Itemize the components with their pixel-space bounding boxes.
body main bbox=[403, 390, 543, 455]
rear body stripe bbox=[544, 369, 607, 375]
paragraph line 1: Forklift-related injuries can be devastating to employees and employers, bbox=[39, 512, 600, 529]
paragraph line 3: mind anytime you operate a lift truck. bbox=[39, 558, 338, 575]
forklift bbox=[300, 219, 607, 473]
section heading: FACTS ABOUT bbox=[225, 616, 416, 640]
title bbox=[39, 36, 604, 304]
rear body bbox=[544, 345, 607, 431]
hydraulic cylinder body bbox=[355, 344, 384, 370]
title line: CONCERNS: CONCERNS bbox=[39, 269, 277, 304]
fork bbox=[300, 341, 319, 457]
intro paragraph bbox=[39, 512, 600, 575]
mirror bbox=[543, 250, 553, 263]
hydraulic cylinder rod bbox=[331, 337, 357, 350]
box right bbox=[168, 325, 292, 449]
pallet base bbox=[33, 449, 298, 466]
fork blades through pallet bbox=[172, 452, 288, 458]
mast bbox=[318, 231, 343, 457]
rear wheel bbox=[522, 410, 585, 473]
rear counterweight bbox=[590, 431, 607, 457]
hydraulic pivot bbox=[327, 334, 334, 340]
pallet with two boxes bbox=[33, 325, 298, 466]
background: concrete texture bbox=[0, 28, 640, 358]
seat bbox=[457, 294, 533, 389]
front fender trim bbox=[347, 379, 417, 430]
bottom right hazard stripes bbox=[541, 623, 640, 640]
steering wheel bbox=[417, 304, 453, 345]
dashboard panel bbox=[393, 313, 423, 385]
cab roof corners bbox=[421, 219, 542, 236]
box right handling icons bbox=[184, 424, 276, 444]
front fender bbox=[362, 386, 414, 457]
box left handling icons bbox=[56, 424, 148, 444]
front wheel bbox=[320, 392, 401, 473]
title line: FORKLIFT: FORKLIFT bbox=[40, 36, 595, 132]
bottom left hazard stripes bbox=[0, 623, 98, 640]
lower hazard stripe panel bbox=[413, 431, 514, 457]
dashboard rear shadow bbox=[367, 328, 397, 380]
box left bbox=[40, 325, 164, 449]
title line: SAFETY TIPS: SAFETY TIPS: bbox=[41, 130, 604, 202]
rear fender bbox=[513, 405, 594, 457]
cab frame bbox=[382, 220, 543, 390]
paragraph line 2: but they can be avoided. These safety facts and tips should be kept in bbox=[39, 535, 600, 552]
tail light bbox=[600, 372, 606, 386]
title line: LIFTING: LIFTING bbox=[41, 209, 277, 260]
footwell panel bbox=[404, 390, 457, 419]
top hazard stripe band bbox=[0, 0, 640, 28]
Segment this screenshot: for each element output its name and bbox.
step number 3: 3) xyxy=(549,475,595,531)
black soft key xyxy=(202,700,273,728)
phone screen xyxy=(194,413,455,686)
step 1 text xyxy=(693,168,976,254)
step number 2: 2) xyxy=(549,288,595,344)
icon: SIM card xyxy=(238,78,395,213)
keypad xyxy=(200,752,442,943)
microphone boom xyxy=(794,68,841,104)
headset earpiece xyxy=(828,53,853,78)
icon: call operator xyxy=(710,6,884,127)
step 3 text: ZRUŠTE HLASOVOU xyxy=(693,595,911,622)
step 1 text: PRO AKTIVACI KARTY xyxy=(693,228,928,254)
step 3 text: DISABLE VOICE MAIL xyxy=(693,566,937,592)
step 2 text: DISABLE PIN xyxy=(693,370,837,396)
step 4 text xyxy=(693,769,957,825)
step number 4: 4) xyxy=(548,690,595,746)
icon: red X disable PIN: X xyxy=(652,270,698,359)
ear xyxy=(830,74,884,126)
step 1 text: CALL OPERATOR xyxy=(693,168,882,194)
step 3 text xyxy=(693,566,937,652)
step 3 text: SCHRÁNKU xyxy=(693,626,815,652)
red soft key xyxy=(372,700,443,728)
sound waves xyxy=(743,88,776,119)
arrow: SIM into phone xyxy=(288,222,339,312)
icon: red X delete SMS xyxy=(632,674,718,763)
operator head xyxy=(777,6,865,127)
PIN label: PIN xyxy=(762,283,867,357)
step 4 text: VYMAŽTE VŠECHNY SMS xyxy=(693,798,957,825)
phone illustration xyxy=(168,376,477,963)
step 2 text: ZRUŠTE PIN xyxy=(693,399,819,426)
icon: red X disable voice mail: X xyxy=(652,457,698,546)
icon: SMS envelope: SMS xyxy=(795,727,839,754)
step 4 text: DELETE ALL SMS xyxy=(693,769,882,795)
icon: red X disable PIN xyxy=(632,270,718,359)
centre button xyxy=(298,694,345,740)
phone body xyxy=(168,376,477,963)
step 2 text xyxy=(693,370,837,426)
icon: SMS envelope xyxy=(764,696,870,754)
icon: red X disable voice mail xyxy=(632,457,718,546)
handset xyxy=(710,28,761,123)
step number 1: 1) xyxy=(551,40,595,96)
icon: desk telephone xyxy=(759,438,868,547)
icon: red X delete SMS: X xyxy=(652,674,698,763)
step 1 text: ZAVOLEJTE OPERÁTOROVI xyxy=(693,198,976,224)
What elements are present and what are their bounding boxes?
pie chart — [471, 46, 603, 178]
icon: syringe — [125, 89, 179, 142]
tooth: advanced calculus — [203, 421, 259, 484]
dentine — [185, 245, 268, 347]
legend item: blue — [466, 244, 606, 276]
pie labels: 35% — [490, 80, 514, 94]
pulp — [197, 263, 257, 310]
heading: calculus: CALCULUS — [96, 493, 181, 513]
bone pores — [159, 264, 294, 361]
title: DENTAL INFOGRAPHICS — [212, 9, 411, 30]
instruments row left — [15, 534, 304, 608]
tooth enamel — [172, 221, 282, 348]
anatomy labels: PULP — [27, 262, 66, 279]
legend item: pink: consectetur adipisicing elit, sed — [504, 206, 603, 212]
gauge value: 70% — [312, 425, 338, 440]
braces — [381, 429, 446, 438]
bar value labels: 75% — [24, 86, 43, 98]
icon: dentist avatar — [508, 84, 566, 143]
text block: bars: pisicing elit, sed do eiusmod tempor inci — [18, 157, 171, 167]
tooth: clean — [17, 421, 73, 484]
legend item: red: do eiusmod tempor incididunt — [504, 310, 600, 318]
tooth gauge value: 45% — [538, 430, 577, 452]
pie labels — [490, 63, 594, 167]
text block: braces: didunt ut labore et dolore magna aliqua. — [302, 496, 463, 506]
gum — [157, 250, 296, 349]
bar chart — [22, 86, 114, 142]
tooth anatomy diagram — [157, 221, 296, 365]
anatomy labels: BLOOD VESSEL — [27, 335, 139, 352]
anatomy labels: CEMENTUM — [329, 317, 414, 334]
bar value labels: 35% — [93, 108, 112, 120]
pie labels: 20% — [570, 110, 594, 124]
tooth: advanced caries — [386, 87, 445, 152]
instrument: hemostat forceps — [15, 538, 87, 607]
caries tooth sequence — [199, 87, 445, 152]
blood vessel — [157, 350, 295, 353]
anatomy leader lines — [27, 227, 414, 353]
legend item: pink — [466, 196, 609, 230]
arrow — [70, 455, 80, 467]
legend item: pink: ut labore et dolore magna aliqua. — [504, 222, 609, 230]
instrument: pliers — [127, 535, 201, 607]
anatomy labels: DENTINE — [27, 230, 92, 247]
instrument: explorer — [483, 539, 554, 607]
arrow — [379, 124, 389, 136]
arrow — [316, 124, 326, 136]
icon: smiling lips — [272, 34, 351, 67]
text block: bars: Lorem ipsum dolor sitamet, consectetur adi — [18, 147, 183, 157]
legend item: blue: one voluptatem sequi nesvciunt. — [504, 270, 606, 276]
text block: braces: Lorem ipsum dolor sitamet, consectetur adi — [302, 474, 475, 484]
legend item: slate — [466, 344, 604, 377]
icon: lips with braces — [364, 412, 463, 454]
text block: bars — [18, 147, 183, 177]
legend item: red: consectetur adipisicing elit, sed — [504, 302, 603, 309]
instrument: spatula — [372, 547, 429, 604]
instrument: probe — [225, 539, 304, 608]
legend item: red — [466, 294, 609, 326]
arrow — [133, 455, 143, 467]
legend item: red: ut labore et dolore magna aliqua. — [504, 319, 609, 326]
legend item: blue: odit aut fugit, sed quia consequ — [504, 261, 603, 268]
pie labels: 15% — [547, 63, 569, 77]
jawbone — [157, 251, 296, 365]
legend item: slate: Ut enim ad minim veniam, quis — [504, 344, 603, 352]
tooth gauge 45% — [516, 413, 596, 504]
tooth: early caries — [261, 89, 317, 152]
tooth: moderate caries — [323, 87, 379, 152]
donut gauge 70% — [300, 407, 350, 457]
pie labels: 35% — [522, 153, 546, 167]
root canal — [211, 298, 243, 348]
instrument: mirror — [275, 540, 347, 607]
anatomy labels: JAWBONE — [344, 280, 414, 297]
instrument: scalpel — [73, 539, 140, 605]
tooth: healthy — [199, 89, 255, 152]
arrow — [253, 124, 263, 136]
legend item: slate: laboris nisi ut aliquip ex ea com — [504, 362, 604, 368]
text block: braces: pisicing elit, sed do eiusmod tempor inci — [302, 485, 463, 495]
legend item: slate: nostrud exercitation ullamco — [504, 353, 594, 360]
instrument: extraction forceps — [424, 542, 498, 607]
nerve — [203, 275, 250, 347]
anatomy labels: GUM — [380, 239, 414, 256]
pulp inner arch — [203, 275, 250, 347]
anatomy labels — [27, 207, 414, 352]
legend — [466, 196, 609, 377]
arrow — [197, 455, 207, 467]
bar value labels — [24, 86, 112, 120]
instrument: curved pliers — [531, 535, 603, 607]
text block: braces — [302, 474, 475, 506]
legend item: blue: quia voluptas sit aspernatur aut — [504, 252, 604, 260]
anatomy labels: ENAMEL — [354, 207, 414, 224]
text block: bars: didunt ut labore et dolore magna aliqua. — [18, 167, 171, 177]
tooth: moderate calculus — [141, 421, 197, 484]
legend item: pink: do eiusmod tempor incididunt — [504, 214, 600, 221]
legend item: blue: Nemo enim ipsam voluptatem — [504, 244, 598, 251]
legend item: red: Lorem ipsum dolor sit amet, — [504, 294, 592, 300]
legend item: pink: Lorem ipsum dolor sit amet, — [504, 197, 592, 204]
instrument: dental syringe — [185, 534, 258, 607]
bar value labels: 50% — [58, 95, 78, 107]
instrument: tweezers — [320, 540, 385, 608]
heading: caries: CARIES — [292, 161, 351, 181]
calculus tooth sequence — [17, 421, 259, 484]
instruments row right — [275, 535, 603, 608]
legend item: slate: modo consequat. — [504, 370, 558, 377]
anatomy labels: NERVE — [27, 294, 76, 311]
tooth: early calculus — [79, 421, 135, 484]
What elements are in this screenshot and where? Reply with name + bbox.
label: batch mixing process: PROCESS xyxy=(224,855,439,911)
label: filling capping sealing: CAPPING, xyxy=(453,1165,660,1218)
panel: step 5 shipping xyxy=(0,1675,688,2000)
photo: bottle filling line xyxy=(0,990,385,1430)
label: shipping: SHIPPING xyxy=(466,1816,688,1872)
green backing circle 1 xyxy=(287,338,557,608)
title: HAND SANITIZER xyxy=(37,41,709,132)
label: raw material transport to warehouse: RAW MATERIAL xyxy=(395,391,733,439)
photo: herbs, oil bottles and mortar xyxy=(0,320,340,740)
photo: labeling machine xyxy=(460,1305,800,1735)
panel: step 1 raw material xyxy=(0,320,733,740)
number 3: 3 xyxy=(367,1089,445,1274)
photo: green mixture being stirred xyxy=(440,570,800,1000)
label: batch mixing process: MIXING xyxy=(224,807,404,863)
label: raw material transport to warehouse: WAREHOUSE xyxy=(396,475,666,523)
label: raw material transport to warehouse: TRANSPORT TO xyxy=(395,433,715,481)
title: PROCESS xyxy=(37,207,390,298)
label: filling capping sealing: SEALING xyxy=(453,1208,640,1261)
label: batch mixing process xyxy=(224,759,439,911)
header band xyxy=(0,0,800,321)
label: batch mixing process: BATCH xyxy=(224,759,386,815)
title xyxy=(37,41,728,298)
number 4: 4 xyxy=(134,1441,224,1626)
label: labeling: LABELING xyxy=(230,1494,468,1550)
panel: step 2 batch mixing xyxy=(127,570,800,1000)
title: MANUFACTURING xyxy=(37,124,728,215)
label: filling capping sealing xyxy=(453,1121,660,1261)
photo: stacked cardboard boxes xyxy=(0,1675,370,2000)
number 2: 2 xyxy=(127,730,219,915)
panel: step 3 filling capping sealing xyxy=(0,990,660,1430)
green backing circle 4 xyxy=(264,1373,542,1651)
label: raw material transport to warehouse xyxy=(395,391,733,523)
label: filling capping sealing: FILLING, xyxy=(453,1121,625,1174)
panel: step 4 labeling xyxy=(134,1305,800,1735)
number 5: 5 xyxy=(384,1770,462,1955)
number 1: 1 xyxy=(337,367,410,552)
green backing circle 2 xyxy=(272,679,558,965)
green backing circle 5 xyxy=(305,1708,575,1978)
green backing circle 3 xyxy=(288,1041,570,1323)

• _REQUIREMENT_: Can you rewrite the lines from the start through the line containing "rear body bbox=[544, 345, 607, 431]", replacing "paragraph line" with "text line" and leaving everything else unchanged?

• _TASK OUTPUT_:
Itemize the components with their pixel-space bounding boxes.
body main bbox=[403, 390, 543, 455]
rear body stripe bbox=[544, 369, 607, 375]
text line 1: Forklift-related injuries can be devastating to employees and employers, bbox=[39, 512, 600, 529]
text line 3: mind anytime you operate a lift truck. bbox=[39, 558, 338, 575]
forklift bbox=[300, 219, 607, 473]
section heading: FACTS ABOUT bbox=[225, 616, 416, 640]
title bbox=[39, 36, 604, 304]
rear body bbox=[544, 345, 607, 431]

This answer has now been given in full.